### Problem requirements
Write out each line exactly as given. Leave the pictures out of your copy.

:: Given data

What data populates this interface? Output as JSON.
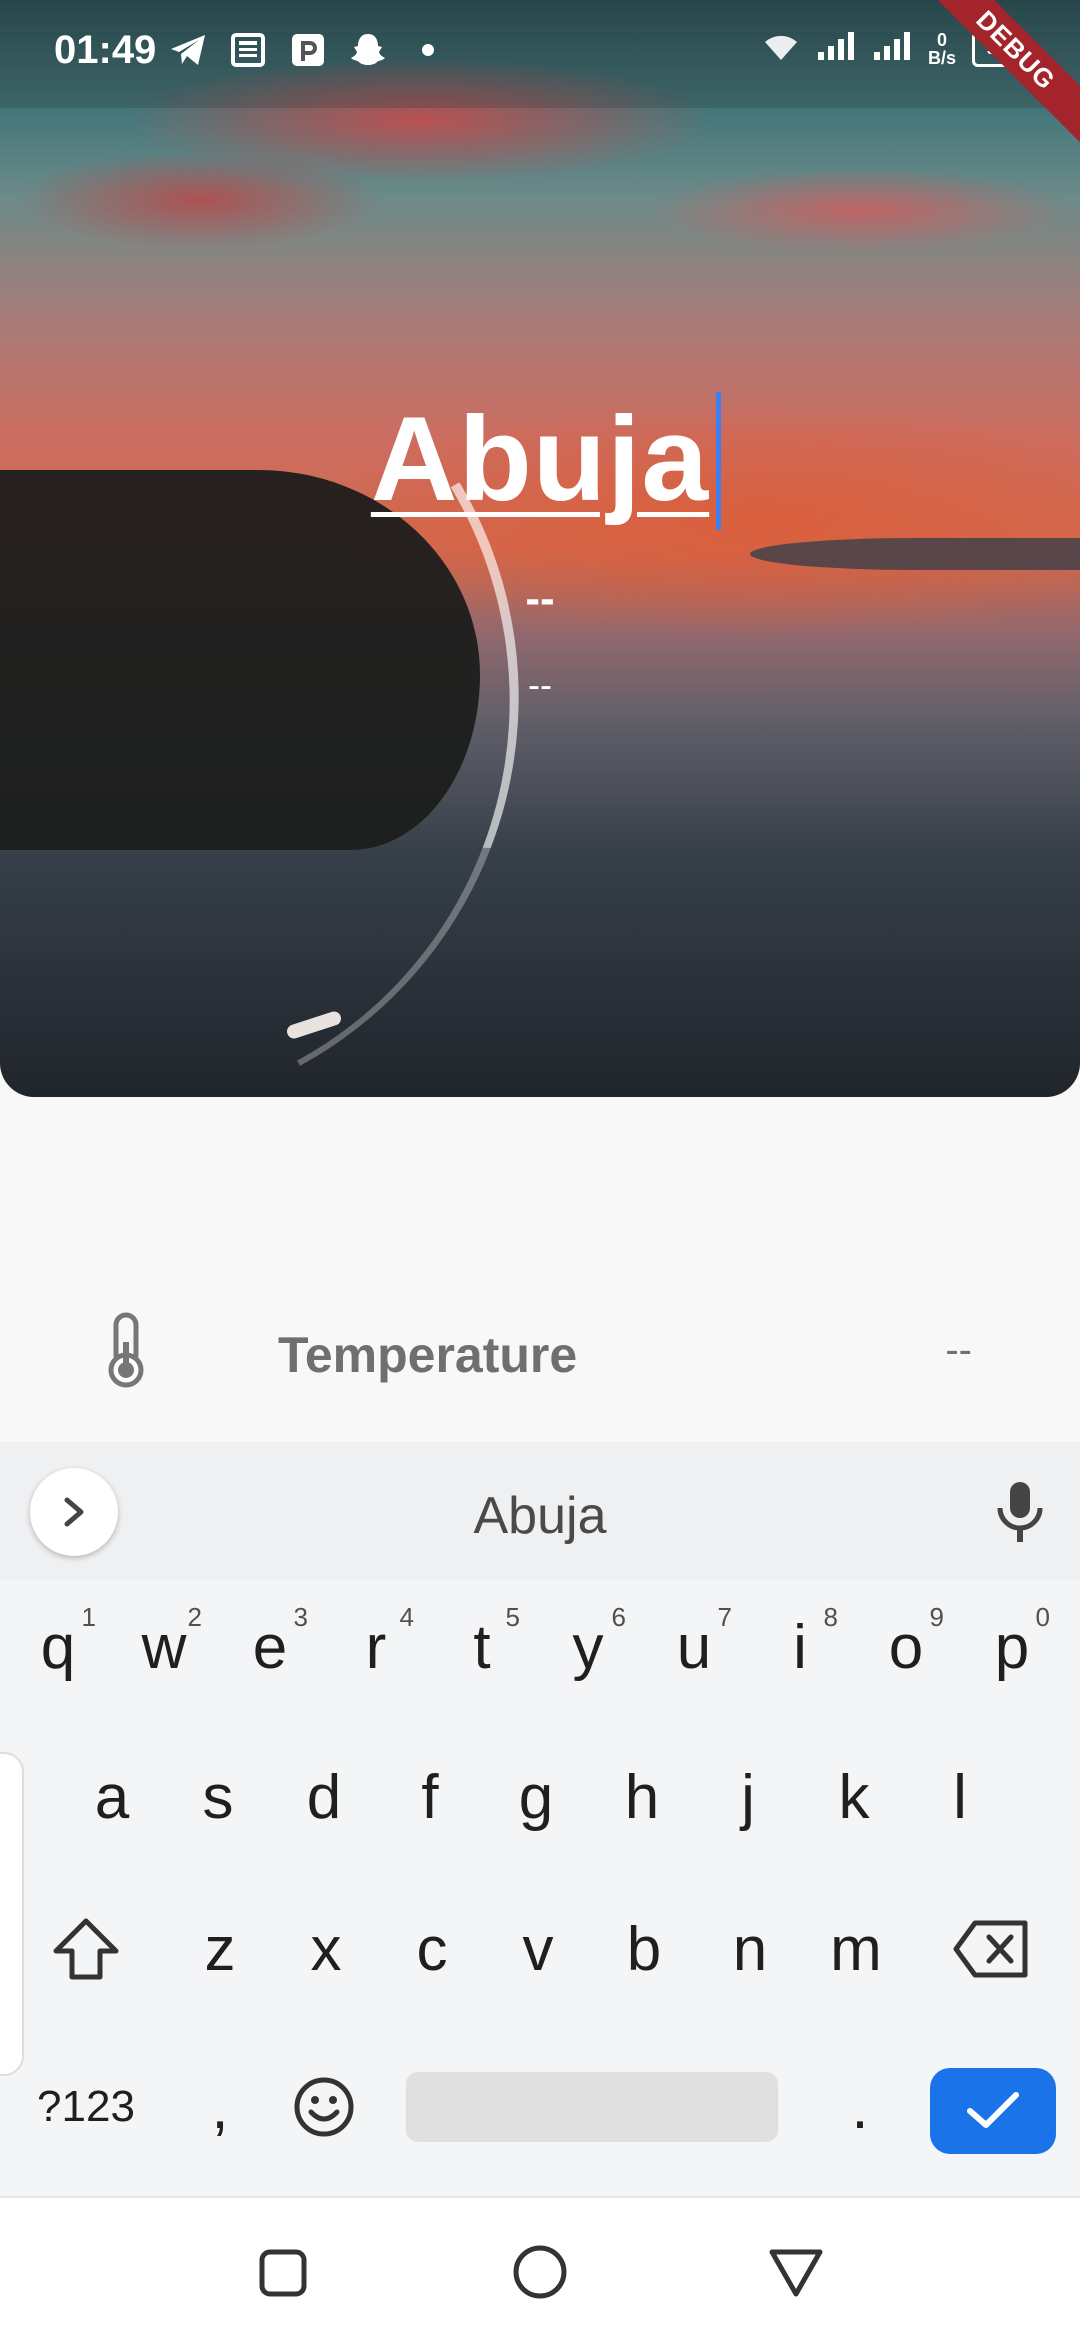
{
  "status_bar": {
    "time": "01:49",
    "net_speed_value": "0",
    "net_speed_unit": "B/s",
    "battery": "93",
    "debug_label": "DEBUG"
  },
  "hero": {
    "city": "Abuja",
    "value_primary": "--",
    "value_secondary": "--"
  },
  "details": {
    "temperature_label": "Temperature",
    "temperature_value": "--"
  },
  "keyboard": {
    "suggestion": "Abuja",
    "row1": [
      {
        "c": "q",
        "h": "1"
      },
      {
        "c": "w",
        "h": "2"
      },
      {
        "c": "e",
        "h": "3"
      },
      {
        "c": "r",
        "h": "4"
      },
      {
        "c": "t",
        "h": "5"
      },
      {
        "c": "y",
        "h": "6"
      },
      {
        "c": "u",
        "h": "7"
      },
      {
        "c": "i",
        "h": "8"
      },
      {
        "c": "o",
        "h": "9"
      },
      {
        "c": "p",
        "h": "0"
      }
    ],
    "row2": [
      "a",
      "s",
      "d",
      "f",
      "g",
      "h",
      "j",
      "k",
      "l"
    ],
    "row3": [
      "z",
      "x",
      "c",
      "v",
      "b",
      "n",
      "m"
    ],
    "symbols_label": "?123",
    "comma": ",",
    "period": "."
  },
  "colors": {
    "accent": "#1a73e8",
    "caret": "#3d7ff0",
    "debug_ribbon": "#a3242a"
  }
}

::::

### Output below
What data populates this interface? Output as JSON.
{
  "status_bar": {
    "time": "01:49",
    "net_speed_value": "0",
    "net_speed_unit": "B/s",
    "battery": "93",
    "debug_label": "DEBUG"
  },
  "hero": {
    "city": "Abuja",
    "value_primary": "--",
    "value_secondary": "--"
  },
  "details": {
    "temperature_label": "Temperature",
    "temperature_value": "--"
  },
  "keyboard": {
    "suggestion": "Abuja",
    "row1": [
      {
        "c": "q",
        "h": "1"
      },
      {
        "c": "w",
        "h": "2"
      },
      {
        "c": "e",
        "h": "3"
      },
      {
        "c": "r",
        "h": "4"
      },
      {
        "c": "t",
        "h": "5"
      },
      {
        "c": "y",
        "h": "6"
      },
      {
        "c": "u",
        "h": "7"
      },
      {
        "c": "i",
        "h": "8"
      },
      {
        "c": "o",
        "h": "9"
      },
      {
        "c": "p",
        "h": "0"
      }
    ],
    "row2": [
      "a",
      "s",
      "d",
      "f",
      "g",
      "h",
      "j",
      "k",
      "l"
    ],
    "row3": [
      "z",
      "x",
      "c",
      "v",
      "b",
      "n",
      "m"
    ],
    "symbols_label": "?123",
    "comma": ",",
    "period": "."
  },
  "colors": {
    "accent": "#1a73e8",
    "caret": "#3d7ff0",
    "debug_ribbon": "#a3242a"
  }
}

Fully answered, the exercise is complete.